[Begin]

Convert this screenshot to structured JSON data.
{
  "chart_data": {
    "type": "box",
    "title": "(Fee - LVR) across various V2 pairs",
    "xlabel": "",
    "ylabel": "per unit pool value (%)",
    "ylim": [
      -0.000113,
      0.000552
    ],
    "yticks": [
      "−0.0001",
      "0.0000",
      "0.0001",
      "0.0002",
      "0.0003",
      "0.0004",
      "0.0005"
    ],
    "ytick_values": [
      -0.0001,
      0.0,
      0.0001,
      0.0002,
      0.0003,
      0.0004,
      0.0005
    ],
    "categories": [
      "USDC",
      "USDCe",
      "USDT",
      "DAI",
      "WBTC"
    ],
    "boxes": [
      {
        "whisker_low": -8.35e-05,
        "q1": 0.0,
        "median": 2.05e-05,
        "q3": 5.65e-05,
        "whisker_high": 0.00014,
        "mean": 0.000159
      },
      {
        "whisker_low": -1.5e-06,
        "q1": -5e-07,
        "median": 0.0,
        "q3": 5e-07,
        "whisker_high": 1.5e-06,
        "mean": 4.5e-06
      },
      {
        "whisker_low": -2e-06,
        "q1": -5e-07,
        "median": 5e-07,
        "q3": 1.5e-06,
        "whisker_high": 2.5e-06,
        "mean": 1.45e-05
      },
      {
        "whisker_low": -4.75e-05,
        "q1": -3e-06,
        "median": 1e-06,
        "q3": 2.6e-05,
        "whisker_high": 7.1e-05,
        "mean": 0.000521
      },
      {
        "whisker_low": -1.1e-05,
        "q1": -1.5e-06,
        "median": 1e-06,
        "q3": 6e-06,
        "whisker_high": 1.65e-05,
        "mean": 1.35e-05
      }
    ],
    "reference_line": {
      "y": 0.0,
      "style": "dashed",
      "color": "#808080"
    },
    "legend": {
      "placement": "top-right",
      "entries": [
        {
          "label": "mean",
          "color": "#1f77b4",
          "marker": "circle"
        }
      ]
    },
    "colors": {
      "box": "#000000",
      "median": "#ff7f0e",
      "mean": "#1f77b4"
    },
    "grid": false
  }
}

[End]

Exercise requirements:
Pull every line containing "mean" out of the data above.

Final answer:
        "mean": 0.000159
        "mean": 4.5e-06
        "mean": 1.45e-05
        "mean": 0.000521
        "mean": 1.35e-05
          "label": "mean",
      "mean": "#1f77b4"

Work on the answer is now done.